Extracted data entries:
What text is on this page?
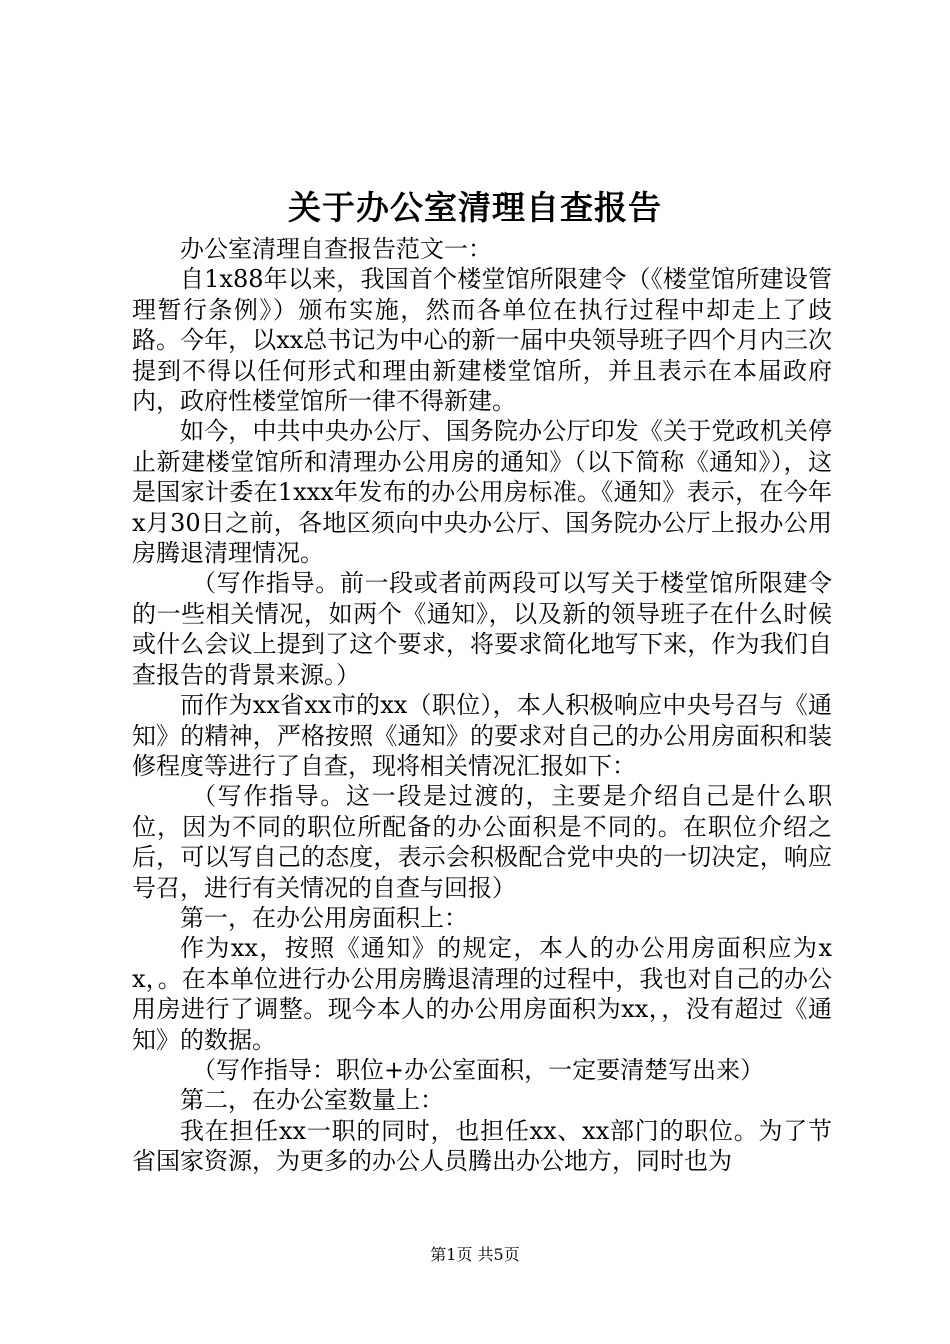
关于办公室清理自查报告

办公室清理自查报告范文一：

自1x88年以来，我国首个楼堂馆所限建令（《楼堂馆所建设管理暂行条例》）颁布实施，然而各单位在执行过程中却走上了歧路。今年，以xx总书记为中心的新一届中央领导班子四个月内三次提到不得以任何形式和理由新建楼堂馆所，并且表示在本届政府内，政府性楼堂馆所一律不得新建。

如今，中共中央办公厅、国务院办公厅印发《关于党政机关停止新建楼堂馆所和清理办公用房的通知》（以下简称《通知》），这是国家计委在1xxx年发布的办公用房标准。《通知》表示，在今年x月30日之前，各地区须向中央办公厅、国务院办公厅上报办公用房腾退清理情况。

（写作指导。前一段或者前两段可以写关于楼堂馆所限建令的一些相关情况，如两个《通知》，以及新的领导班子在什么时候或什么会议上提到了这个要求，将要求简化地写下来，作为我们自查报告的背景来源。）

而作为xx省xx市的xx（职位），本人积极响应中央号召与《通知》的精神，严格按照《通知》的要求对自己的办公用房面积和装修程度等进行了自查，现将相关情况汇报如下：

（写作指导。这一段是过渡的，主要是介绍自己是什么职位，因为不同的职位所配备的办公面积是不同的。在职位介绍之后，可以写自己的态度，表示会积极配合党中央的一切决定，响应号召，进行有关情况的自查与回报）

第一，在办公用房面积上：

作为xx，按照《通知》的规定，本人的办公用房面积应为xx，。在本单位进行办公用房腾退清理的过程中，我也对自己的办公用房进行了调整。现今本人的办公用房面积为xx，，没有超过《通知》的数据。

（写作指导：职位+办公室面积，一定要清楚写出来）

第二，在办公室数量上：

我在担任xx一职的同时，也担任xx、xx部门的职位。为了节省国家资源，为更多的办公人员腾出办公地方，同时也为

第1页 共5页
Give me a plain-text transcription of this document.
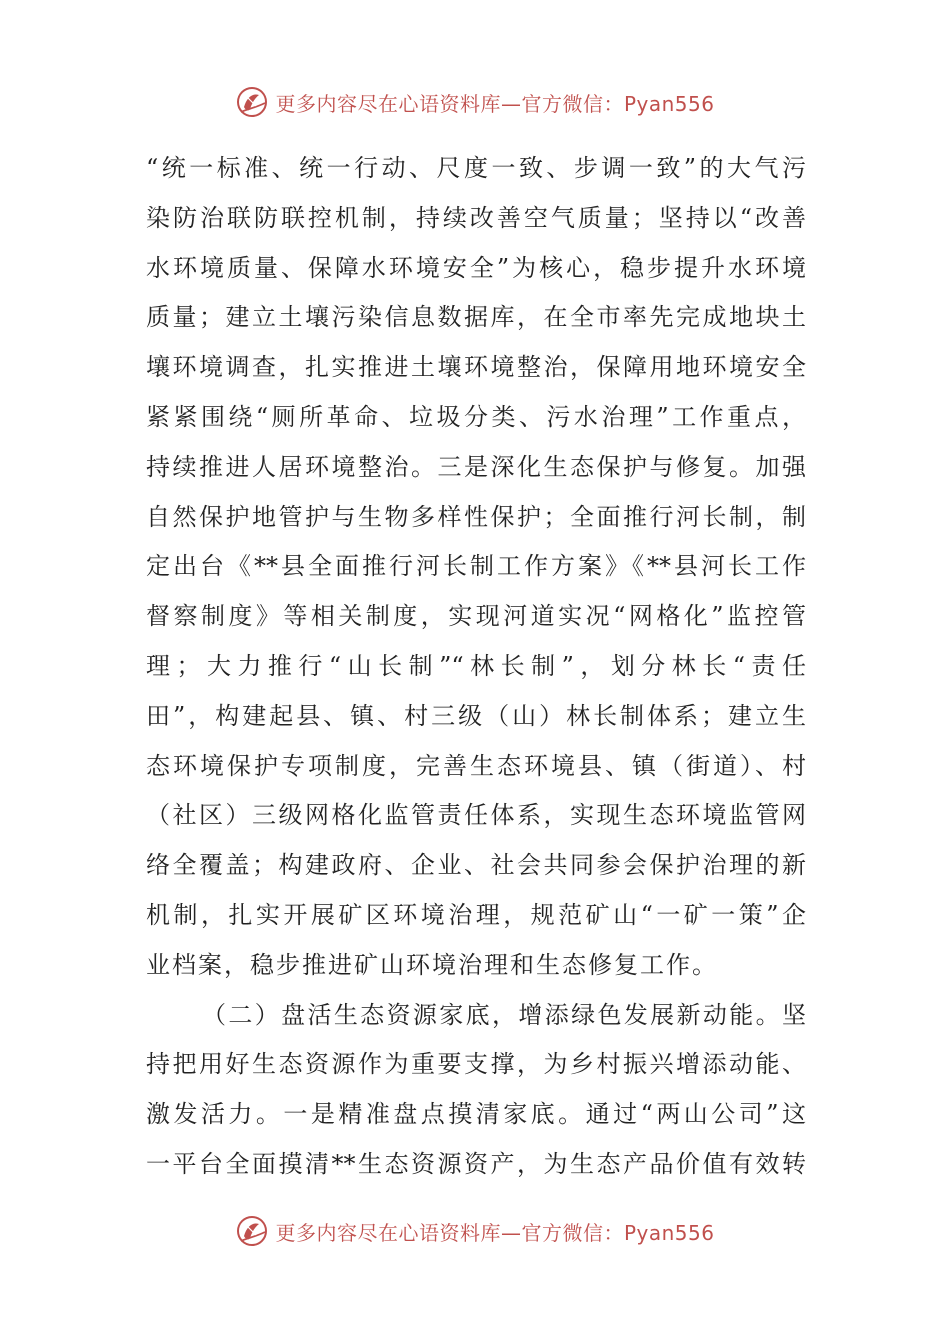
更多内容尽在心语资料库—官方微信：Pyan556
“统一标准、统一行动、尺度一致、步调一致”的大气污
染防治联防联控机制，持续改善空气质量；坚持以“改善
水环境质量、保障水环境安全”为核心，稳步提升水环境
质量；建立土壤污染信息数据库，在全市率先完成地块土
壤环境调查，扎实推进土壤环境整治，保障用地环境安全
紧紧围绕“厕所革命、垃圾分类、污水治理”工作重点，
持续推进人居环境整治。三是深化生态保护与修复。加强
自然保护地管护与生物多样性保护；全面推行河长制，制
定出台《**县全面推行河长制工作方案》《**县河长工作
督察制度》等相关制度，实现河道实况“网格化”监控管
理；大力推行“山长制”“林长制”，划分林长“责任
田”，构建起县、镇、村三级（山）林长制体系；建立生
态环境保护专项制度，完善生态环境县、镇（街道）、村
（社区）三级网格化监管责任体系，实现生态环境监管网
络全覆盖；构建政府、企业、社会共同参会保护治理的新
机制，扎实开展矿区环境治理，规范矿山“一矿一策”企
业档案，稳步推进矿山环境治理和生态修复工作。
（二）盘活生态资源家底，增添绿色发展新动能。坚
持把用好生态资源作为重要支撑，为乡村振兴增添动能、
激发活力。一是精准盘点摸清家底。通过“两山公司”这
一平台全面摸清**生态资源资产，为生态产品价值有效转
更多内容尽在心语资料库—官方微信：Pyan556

[Directions for this task] Retype, word for word, the lines from the one with "Give me a plain-text" through the last line of the entries above, and only those lines. Leave pictures out.

[Finished answer]
Give me a plain-text transcription of this document.
更多内容尽在心语资料库—官方微信：Pyan556
“统一标准、统一行动、尺度一致、步调一致”的大气污
染防治联防联控机制，持续改善空气质量；坚持以“改善
水环境质量、保障水环境安全”为核心，稳步提升水环境
质量；建立土壤污染信息数据库，在全市率先完成地块土
壤环境调查，扎实推进土壤环境整治，保障用地环境安全
紧紧围绕“厕所革命、垃圾分类、污水治理”工作重点，
持续推进人居环境整治。三是深化生态保护与修复。加强
自然保护地管护与生物多样性保护；全面推行河长制，制
定出台《**县全面推行河长制工作方案》《**县河长工作
督察制度》等相关制度，实现河道实况“网格化”监控管
理；大力推行“山长制”“林长制”，划分林长“责任
田”，构建起县、镇、村三级（山）林长制体系；建立生
态环境保护专项制度，完善生态环境县、镇（街道）、村
（社区）三级网格化监管责任体系，实现生态环境监管网
络全覆盖；构建政府、企业、社会共同参会保护治理的新
机制，扎实开展矿区环境治理，规范矿山“一矿一策”企
业档案，稳步推进矿山环境治理和生态修复工作。
（二）盘活生态资源家底，增添绿色发展新动能。坚
持把用好生态资源作为重要支撑，为乡村振兴增添动能、
激发活力。一是精准盘点摸清家底。通过“两山公司”这
一平台全面摸清**生态资源资产，为生态产品价值有效转
更多内容尽在心语资料库—官方微信：Pyan556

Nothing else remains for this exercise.